— TO DO —
Pick out and copy every line below that has the word "image".

— INFORMATION SHOWN —
****************
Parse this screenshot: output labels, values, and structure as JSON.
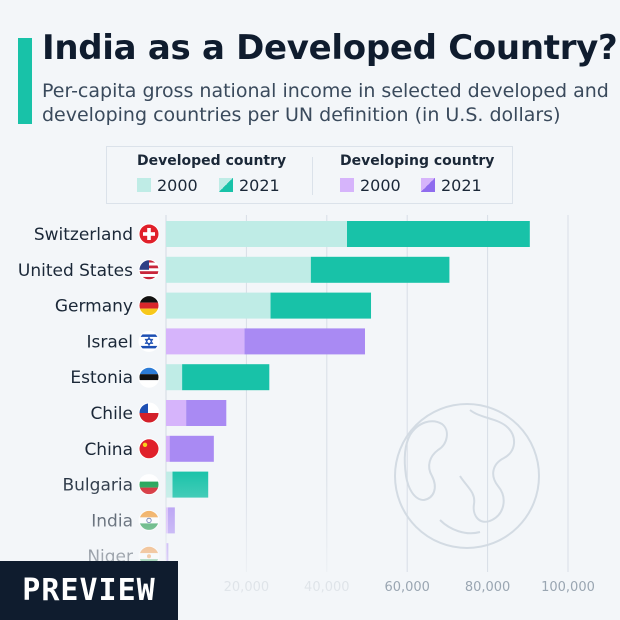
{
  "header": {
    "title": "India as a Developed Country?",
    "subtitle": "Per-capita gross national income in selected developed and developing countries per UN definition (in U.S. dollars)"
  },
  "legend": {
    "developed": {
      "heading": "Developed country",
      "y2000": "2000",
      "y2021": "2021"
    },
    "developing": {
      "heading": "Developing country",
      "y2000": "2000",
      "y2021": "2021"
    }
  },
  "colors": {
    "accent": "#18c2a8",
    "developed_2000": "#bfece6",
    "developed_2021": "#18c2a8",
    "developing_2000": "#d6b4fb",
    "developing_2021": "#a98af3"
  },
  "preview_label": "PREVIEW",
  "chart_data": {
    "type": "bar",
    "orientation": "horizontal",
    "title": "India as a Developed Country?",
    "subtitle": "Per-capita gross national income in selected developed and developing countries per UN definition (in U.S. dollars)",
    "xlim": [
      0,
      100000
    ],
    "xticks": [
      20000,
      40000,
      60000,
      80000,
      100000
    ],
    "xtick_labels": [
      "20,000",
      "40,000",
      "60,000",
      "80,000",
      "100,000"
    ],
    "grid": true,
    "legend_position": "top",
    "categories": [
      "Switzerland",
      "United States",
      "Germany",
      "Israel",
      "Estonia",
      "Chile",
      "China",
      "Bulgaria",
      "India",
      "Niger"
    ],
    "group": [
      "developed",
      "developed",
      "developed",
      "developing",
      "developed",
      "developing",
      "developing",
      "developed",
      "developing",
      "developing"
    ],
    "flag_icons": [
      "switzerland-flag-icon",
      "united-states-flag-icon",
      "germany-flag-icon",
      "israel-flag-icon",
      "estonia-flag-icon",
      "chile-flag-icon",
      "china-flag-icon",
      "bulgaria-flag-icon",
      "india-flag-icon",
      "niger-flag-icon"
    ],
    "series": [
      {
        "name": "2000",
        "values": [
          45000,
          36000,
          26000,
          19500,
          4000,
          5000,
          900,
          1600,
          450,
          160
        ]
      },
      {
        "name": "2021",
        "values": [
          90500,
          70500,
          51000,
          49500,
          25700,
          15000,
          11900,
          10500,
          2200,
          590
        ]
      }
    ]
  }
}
****************
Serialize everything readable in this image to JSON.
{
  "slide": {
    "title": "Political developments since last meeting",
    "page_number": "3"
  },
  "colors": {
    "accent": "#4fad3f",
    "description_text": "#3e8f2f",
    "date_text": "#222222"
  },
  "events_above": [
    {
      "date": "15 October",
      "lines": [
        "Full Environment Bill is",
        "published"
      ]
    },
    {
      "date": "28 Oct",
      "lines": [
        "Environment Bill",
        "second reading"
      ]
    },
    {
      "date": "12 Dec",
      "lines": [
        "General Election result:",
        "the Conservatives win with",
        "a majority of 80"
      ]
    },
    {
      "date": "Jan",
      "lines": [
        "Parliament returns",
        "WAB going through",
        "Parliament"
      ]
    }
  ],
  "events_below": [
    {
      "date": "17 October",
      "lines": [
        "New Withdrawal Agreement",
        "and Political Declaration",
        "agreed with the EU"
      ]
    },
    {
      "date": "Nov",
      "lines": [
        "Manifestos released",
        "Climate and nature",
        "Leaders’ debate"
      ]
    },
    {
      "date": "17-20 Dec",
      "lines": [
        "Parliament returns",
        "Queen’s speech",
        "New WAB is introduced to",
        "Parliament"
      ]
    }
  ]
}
****************
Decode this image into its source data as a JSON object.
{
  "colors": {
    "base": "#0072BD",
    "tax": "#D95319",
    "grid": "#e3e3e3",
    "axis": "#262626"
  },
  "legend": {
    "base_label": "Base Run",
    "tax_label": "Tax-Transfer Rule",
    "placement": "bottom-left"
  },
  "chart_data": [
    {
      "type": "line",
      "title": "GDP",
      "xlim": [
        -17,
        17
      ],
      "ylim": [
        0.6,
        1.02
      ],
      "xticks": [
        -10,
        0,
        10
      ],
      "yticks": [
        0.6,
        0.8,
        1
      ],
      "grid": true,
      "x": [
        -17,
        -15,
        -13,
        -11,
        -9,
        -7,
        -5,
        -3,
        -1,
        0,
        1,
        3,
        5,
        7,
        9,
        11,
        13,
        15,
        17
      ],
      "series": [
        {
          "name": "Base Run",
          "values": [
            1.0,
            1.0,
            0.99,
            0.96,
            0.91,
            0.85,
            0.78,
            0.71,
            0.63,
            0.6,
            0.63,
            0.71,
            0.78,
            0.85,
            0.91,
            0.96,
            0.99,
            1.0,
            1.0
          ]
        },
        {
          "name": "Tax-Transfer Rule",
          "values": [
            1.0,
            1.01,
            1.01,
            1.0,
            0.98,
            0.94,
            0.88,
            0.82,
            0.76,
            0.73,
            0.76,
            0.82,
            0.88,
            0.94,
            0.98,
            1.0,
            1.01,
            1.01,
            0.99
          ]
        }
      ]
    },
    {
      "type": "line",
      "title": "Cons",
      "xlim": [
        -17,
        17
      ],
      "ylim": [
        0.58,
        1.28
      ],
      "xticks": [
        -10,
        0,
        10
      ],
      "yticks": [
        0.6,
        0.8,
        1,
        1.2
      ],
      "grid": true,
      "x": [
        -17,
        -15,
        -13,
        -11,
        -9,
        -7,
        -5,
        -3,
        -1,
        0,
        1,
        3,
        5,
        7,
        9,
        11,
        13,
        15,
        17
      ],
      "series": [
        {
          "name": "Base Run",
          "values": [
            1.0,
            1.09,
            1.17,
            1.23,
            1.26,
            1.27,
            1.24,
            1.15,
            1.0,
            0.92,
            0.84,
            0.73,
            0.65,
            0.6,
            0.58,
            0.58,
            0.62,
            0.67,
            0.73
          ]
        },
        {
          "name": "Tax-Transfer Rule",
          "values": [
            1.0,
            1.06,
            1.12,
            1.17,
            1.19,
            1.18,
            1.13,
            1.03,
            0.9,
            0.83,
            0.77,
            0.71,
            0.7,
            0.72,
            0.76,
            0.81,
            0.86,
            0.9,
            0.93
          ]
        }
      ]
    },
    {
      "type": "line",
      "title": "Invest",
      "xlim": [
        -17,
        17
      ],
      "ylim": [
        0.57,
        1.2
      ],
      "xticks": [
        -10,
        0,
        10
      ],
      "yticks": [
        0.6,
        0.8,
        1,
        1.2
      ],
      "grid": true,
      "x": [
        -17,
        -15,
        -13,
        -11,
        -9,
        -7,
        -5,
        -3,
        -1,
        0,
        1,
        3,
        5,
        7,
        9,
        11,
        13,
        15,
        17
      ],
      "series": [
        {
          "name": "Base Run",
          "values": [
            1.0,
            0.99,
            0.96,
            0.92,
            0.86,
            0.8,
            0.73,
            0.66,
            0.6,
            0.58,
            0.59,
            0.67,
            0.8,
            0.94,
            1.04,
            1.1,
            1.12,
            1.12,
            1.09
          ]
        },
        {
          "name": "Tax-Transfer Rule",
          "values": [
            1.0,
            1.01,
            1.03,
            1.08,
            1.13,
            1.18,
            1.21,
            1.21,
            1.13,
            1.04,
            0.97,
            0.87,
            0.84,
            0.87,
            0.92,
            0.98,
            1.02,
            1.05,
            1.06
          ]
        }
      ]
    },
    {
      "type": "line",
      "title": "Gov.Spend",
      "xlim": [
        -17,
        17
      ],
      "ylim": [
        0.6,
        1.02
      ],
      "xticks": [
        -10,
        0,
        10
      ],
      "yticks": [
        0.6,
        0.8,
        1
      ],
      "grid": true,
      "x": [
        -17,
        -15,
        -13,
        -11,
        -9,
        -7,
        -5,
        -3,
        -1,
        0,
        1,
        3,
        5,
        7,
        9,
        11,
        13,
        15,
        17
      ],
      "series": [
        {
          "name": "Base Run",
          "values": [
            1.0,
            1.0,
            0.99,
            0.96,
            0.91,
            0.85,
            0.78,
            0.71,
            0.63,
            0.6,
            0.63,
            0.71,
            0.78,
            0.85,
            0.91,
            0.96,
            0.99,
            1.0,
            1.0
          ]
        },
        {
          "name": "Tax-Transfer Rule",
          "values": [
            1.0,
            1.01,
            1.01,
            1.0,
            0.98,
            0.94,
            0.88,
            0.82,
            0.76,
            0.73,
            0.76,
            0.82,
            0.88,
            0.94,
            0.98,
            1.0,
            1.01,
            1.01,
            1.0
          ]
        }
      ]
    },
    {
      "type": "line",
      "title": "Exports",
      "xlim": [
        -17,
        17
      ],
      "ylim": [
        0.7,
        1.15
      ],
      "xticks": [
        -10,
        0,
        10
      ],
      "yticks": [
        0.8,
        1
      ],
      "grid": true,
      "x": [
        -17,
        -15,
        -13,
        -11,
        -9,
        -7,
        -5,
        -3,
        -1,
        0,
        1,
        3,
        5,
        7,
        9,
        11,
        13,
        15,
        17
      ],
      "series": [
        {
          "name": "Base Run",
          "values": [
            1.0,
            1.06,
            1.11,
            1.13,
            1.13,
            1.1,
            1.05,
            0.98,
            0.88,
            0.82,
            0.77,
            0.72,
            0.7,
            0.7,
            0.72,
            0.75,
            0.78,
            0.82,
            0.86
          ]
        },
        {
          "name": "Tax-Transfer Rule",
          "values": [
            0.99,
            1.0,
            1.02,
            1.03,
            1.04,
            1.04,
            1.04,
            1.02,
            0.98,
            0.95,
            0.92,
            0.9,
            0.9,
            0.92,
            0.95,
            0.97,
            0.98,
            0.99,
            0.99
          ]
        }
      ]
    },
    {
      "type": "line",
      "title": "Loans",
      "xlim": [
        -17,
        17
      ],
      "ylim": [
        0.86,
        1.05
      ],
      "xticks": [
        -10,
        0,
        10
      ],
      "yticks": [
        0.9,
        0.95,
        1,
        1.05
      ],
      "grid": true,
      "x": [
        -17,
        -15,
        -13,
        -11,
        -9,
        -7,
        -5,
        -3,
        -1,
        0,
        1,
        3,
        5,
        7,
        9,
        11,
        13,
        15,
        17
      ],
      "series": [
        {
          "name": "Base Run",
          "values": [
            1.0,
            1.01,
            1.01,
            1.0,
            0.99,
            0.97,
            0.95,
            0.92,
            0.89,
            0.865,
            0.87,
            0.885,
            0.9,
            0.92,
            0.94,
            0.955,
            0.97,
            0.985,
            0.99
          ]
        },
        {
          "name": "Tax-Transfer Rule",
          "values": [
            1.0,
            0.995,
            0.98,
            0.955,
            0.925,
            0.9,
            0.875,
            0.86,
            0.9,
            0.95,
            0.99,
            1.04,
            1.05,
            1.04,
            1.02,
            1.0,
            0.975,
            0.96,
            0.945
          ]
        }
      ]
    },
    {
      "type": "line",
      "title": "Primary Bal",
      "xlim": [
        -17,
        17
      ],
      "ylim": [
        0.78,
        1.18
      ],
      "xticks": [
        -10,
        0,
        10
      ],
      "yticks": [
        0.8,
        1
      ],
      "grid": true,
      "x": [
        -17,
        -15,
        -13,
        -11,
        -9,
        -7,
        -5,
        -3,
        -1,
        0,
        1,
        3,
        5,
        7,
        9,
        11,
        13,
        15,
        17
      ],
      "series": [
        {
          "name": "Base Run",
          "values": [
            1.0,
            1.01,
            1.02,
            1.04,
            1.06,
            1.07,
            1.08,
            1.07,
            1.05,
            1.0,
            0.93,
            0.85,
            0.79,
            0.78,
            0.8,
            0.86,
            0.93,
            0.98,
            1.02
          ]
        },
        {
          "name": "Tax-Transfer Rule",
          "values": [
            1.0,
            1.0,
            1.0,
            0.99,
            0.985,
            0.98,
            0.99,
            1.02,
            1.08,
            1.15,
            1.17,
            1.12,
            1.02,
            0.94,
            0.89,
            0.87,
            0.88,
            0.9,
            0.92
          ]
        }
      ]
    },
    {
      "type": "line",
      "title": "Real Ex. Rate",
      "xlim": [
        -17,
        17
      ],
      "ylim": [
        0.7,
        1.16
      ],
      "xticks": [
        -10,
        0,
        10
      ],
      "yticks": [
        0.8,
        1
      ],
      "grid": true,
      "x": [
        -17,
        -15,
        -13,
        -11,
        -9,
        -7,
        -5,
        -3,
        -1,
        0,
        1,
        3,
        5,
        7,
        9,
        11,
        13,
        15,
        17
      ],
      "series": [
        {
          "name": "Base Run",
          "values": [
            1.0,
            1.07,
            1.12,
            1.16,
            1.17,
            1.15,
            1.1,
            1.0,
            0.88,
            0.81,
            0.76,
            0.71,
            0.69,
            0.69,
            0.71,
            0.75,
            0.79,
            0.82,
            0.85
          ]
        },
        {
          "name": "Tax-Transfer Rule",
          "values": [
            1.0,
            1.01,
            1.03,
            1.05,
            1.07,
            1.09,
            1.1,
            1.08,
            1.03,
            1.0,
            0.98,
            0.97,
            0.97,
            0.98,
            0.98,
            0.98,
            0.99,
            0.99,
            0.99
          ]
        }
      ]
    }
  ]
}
****************
— ANSWER TO THE PROBLEM —
Serialize everything readable in this image to JSON.
Decode this image into its source data as a JSON object.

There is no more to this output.